The upcoming DC comics movie “Birds of Prey” will be a feminist film that takes a close look at misogyny according to Ewan McGregor, who will be playing the character Black Mask alongside Margot Robbie, who returns to the screen as Harley Quinn.
As reported by Bounding Into Comics, McGregor told the French site Premiere that the film will explore male/female relations and hopefully inspire a change in how society treats women.
“What interested me with Birds of Prey is that it’s a feminist film. It is very finely written, there is in the script a real look on misogyny,” he said. “And I think we need that, we need to be more aware of how we behave with the opposite sex. We need to be taught to change.”
McGregor went on to differentiate between the extreme, violent misogyny seen in men like his character Black Mask and the “everyday” type of misogyny that appears in subtle ways, from the way a man addresses a woman to the way a man regards a woman’s intelligence.
“Misogynists in movies are often extreme: they rape, they beat women … And it is legitimate to represent people like that, because they exist and they are obviously the worst,” he said. “But in the Birds of Prey dialogues, there is always a hint of everyday misogyny, of those things you say as a man you do not even realize, mansplaining … All it’s in the script in a very subtle way. I found that brilliant.”
“Birds of Prey” will be released on February 7, 2020. If the social messages that McGregor speaks of are indeed prevalent throughout the film, that may not bode well for its box office potential, given that audiences have increasingly grown tired of sitting through movies that feel like political lectures instead of stories that utilize those social concepts to generate compelling themes rich with complex characters. No film put that on display better than this summer’s action comedy “Stuber,” which tanked at the box office after the cast explicitly stated the movie would be a “constant” exploration of toxic masculinity.

§ Assigned task 1
In the Birds of Prey article, on what date will the film be released?
§ Assigned task 2
Extend the Birds of Prey article with a few sentences that pick up after its last sentence.
The lines after the Birds of Prey article are separate material.

§ Data

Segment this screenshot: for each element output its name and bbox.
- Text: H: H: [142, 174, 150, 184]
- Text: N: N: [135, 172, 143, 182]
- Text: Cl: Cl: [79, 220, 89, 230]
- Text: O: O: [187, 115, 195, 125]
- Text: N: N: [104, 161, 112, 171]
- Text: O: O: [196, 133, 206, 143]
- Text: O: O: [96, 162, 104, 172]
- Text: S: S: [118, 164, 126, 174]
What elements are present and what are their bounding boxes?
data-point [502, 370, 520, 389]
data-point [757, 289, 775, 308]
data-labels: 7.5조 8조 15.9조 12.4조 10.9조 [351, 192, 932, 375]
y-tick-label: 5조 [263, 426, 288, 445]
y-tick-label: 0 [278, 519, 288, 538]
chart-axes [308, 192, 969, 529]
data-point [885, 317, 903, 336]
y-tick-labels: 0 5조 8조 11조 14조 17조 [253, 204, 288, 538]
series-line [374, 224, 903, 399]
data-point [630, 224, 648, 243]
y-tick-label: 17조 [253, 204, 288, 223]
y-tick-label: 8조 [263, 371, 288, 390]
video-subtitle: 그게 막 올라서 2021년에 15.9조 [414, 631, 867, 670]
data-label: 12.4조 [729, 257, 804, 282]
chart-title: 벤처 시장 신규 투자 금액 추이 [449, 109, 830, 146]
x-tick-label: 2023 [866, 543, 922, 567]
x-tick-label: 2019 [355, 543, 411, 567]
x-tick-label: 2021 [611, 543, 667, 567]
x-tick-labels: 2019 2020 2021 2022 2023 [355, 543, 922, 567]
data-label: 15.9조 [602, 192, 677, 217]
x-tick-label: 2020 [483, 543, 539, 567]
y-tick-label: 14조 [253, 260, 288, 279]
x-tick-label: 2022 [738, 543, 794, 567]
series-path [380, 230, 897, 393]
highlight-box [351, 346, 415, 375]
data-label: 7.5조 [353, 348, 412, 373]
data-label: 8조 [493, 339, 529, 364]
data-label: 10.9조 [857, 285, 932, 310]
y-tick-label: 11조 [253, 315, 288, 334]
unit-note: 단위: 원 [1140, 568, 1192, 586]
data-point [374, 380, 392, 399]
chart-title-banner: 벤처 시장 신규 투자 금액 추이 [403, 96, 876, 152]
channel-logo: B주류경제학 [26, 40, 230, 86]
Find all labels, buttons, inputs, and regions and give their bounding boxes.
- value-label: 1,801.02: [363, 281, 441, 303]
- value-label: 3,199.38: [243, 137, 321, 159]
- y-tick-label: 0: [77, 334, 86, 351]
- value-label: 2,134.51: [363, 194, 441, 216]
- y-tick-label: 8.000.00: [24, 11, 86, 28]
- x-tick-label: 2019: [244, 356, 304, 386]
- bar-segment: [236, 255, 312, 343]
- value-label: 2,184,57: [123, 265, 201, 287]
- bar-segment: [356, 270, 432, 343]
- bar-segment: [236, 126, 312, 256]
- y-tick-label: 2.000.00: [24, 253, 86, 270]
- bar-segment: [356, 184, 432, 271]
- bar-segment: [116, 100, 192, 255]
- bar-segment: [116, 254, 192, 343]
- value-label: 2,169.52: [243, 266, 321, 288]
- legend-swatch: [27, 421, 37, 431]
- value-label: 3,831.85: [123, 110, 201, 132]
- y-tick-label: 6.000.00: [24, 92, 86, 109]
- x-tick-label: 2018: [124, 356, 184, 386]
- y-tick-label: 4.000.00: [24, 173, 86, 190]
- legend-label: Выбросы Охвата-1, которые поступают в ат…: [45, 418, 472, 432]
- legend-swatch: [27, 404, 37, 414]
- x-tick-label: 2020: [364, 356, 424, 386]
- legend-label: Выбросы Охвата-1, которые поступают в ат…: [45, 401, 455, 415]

§ Task response 1
February 7, 2020.

§ Task response 2
“I feel like we’re in a time where we can talk about masculinity and how it’s always been very traditionally defined in a narrow way and how that’s led to problems for everyone — for women and for men,” the film’s star Kumail Nanjiani told The Hollywood Reporter at the time. “I felt like it would be interesting to try to talk about that stuff in a traditionally very masculine genre. A buddy cop action comedy is such a dude movie, so we thought it would be interesting to talk about dude issues that also affect the whole world, in a traditionally male genre.”
Bautista told THR that toxic masculinity should be discussed more and the film will be “constantly talking about it.”
“Throughout the film, we’re constantly talking about it,” Bautista said. “Sometimes you don’t realize it because we’re making you laugh or disguising it with action, but we really do have the discussion throughout the film.”
“Stuber” went on to be a financial failure, earning just $22,370,452 domestically.